— Task inputs —
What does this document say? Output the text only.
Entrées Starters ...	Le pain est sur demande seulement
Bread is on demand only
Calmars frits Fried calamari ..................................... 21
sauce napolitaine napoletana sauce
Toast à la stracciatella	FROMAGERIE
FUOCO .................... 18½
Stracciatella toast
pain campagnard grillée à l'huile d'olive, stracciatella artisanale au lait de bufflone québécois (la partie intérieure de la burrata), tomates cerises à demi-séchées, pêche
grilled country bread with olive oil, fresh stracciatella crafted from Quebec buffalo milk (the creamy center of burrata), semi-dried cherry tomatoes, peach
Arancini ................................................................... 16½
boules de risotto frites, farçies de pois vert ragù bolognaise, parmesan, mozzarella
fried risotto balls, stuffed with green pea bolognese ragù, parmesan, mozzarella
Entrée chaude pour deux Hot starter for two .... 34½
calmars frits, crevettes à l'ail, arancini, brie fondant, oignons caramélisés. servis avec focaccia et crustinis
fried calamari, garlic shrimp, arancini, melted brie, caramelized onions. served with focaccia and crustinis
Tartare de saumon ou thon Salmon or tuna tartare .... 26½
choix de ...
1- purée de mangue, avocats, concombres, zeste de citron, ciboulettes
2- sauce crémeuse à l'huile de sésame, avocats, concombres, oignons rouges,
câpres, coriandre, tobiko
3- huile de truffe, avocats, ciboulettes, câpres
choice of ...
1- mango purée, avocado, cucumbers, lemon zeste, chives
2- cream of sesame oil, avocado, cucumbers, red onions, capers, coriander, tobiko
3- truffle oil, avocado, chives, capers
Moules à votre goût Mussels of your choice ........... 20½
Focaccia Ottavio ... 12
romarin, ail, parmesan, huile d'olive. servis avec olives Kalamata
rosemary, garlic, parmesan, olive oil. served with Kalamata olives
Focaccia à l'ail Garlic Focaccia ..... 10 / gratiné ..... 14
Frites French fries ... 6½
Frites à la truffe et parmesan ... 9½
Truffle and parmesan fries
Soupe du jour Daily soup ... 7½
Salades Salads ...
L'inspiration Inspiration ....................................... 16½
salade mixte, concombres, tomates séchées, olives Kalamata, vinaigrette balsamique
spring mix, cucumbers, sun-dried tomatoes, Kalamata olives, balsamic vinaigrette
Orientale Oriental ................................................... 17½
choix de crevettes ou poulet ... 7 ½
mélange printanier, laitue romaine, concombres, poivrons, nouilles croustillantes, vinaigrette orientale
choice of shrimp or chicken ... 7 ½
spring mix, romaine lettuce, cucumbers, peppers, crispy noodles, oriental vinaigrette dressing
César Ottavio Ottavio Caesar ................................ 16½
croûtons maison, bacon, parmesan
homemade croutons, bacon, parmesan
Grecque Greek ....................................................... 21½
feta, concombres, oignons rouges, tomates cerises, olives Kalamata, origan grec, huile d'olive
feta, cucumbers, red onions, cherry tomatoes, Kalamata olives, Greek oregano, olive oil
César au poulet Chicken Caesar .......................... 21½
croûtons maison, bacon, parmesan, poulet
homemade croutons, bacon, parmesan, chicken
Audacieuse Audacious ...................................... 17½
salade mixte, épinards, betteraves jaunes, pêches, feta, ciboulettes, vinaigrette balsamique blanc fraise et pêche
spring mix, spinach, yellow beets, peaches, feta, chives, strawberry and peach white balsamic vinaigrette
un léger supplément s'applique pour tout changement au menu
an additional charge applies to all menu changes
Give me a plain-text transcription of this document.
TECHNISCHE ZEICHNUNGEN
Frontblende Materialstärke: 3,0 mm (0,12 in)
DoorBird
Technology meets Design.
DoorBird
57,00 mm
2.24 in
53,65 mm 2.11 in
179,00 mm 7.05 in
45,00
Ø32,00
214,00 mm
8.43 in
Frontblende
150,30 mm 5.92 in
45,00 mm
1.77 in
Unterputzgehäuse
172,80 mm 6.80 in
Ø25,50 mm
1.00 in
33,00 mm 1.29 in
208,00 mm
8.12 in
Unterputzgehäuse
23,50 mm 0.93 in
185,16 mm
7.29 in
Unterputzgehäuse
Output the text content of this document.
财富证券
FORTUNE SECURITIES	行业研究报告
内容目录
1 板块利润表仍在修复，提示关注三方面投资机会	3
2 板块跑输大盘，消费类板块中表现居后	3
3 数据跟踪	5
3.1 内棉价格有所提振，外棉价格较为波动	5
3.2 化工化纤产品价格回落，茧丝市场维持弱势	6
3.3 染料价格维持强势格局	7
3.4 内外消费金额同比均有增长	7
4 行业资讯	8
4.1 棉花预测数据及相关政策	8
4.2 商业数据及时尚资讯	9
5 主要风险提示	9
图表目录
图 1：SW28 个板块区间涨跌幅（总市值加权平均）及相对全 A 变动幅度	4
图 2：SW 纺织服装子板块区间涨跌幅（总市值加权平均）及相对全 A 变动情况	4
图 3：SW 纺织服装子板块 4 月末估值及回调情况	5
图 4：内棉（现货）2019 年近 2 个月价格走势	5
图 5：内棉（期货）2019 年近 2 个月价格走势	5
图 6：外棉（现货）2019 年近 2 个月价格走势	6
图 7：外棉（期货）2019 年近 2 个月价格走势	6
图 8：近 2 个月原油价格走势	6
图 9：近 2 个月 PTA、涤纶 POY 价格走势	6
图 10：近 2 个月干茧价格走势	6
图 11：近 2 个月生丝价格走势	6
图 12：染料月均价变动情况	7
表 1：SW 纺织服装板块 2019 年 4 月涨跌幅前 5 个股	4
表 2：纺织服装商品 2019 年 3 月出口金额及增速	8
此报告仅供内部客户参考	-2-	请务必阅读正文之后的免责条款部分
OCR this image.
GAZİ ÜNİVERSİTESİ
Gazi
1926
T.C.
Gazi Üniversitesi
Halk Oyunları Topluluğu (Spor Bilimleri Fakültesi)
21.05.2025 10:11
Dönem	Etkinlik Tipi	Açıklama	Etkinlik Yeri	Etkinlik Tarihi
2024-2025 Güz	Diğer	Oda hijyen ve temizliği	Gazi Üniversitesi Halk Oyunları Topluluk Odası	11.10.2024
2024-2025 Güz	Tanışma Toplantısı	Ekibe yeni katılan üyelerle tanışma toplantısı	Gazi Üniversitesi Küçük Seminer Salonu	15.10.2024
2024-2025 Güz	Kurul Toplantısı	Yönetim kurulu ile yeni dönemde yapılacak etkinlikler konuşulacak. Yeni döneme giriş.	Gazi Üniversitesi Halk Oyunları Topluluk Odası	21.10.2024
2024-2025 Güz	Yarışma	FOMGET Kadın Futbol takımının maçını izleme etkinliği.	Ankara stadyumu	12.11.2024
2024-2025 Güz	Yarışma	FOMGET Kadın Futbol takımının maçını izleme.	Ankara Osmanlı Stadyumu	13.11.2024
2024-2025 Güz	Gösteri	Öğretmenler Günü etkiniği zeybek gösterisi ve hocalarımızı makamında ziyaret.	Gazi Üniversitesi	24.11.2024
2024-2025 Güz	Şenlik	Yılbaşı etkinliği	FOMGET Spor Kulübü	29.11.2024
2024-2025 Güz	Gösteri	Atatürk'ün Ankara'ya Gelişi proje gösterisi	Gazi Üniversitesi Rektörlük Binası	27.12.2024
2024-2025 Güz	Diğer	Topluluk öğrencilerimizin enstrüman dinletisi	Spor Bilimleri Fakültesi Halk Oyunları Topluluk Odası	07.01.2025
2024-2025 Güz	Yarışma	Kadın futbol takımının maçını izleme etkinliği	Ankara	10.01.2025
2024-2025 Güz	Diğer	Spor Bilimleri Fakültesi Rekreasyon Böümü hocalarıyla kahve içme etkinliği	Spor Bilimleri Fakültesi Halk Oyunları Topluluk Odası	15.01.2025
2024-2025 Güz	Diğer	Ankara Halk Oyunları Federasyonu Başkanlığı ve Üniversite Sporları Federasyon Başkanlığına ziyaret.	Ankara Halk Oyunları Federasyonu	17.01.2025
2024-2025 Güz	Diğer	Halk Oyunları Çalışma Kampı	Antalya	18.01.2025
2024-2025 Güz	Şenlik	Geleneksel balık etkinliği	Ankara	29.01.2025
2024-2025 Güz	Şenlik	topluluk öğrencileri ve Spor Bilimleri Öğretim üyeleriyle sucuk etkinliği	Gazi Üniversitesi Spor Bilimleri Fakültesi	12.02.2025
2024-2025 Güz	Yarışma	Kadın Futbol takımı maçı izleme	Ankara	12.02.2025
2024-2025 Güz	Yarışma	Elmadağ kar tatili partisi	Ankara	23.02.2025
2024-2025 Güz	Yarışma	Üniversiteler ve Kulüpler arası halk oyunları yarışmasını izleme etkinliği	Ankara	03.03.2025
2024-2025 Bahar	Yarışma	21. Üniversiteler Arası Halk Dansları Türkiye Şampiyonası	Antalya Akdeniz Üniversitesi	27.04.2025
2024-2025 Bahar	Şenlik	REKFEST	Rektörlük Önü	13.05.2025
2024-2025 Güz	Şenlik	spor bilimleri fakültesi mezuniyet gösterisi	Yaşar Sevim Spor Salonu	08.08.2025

— Goal —
Identify every line holding the word "pêche" and copy it out.

— Final result —
pain campagnard grillée à l'huile d'olive, stracciatella artisanale au lait de bufflone québécois (la partie intérieure de la burrata), tomates cerises à demi-séchées, pêche
salade mixte, épinards, betteraves jaunes, pêches, feta, ciboulettes, vinaigrette balsamique blanc fraise et pêche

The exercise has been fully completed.